*Given instruction:* Convert the entries from the start through the line containing "The exhaust 18 is at (1113, 278).", inclusive, into a Markdown table with a "No." column numbering each row and a "Text" column holding the line, skipping blank lines. Leave the pictures out of the table.

*Dataset:*
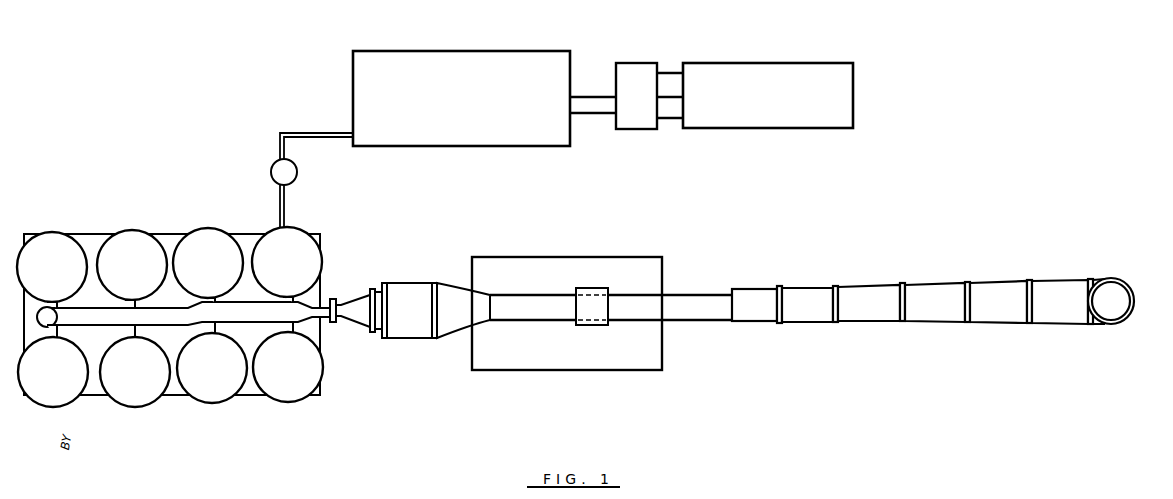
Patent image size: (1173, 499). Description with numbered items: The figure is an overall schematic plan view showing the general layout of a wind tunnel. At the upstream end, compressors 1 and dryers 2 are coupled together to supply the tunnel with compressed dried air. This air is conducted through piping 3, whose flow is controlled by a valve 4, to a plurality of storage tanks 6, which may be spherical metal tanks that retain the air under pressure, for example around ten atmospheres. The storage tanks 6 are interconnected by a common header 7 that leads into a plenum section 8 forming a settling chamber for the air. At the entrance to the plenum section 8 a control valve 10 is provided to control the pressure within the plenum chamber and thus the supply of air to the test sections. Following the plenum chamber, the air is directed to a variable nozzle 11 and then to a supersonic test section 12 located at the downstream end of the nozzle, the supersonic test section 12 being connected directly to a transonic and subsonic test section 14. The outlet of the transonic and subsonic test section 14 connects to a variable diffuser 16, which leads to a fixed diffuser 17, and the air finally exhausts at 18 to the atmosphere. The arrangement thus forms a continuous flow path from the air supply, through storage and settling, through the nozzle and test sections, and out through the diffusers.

The compressors 1 is at (522, 57).
The dryers 2 is at (727, 70).
The piping 3 is at (313, 136).
The valve 4 is at (271, 176).
The storage tanks 6 is at (305, 381).
The common header 7 is at (277, 314).
The plenum section 8 is at (402, 290).
The control valve 10 is at (352, 318).
The variable nozzle 11 is at (503, 294).
The supersonic test section 12 is at (557, 294).
The transonic and subsonic test section 14 is at (600, 289).
The variable diffuser 16 is at (680, 292).
The fixed diffuser 17 is at (990, 283).
The exhaust 18 is at (1113, 278).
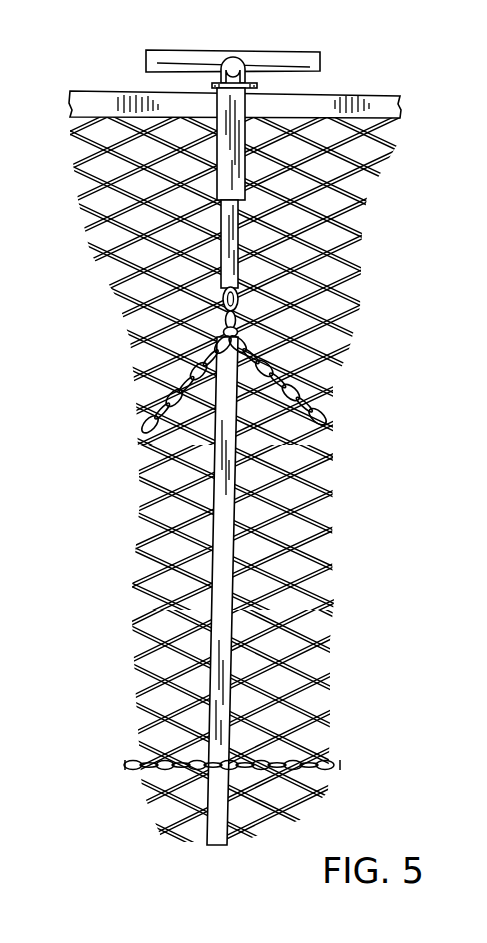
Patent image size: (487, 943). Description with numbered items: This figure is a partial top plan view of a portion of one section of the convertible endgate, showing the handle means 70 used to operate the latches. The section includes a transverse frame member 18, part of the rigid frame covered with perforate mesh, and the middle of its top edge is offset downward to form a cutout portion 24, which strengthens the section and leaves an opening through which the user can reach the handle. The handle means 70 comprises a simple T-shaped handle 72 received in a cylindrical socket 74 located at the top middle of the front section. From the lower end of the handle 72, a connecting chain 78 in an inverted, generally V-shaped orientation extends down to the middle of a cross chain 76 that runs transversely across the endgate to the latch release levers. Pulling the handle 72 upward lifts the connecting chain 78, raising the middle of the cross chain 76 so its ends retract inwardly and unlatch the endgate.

The transverse frame member 18 is at (375, 100).
The cutout portion 24 is at (234, 471).
The handle means 70 is at (254, 44).
The T-shaped handle 72 is at (300, 50).
The cylindrical socket 74 is at (240, 100).
The cross chain 76 is at (292, 760).
The connecting chain 78 is at (322, 410).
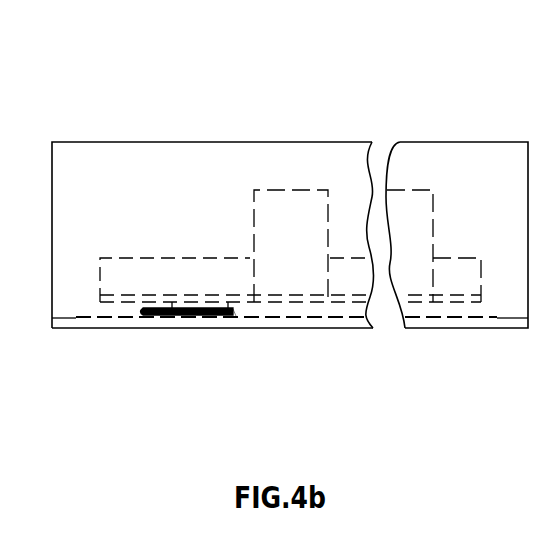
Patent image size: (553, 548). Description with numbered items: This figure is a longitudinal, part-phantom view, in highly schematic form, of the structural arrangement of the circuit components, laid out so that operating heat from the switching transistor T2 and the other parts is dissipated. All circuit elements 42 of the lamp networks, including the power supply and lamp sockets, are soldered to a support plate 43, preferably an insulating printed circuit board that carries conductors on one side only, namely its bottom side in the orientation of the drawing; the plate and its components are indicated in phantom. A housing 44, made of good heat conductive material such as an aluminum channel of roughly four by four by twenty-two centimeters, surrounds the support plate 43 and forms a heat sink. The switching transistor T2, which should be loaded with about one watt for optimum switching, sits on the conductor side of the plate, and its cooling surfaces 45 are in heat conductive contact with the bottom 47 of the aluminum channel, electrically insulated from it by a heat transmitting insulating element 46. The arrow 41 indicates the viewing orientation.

The viewing direction arrow 41 is at (169, 104).
The circuit elements 42 is at (168, 268).
The support plate 43 is at (415, 298).
The housing 44 is at (52, 180).
The cooling surfaces 45 is at (139, 313).
The heat transmitting insulating element 46 is at (86, 317).
The bottom of the aluminum channel 47 is at (473, 328).
The switching transistor T2 is at (236, 312).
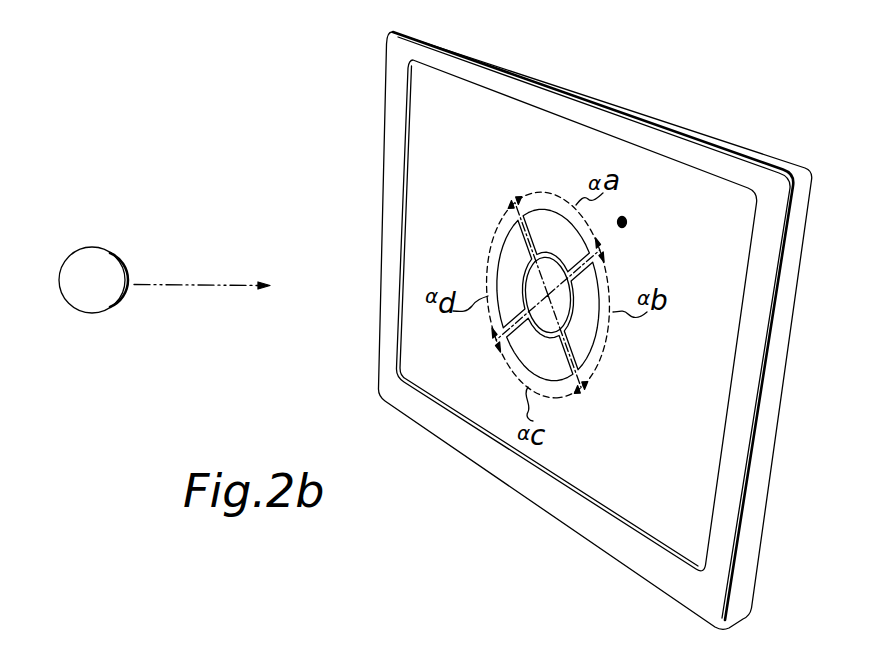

*Answer to this exercise:*
| No. | Text |
|---|---|
| 1 | Patent image size: (1173, 499). Description with numbered items: The figure is an overall schematic plan view showing the general layout of a wind tunnel. At the upstream end, compressors 1 and dryers 2 are coupled together to supply the tunnel with compressed dried air. This air is conducted through piping 3, whose flow is controlled by a valve 4, to a plurality of storage tanks 6, which may be spherical metal tanks that retain the air under pressure, for example around ten atmospheres. The storage tanks 6 are interconnected by a common header 7 that leads into a plenum section 8 forming a settling chamber for the air. At the entrance to the plenum section 8 a control valve 10 is provided to control the pressure within the plenum chamber and thus the supply of air to the test sections. Following the plenum chamber, the air is directed to a variable nozzle 11 and then to a supersonic test section 12 located at the downstream end of the nozzle, the supersonic test section 12 being connected directly to a transonic and subsonic test section 14. The outlet of the transonic and subsonic test section 14 connects to a variable diffuser 16, which leads to a fixed diffuser 17, and the air finally exhausts at 18 to the atmosphere. The arrangement thus forms a continuous flow path from the air supply, through storage and settling, through the nozzle and test sections, and out through the diffusers. |
| 2 | The compressors 1 is at (522, 57). |
| 3 | The dryers 2 is at (727, 70). |
| 4 | The piping 3 is at (313, 136). |
| 5 | The valve 4 is at (271, 176). |
| 6 | The storage tanks 6 is at (305, 381). |
| 7 | The common header 7 is at (277, 314). |
| 8 | The plenum section 8 is at (402, 290). |
| 9 | The control valve 10 is at (352, 318). |
| 10 | The variable nozzle 11 is at (503, 294). |
| 11 | The supersonic test section 12 is at (557, 294). |
| 12 | The transonic and subsonic test section 14 is at (600, 289). |
| 13 | The variable diffuser 16 is at (680, 292). |
| 14 | The fixed diffuser 17 is at (990, 283). |
| 15 | The exhaust 18 is at (1113, 278). |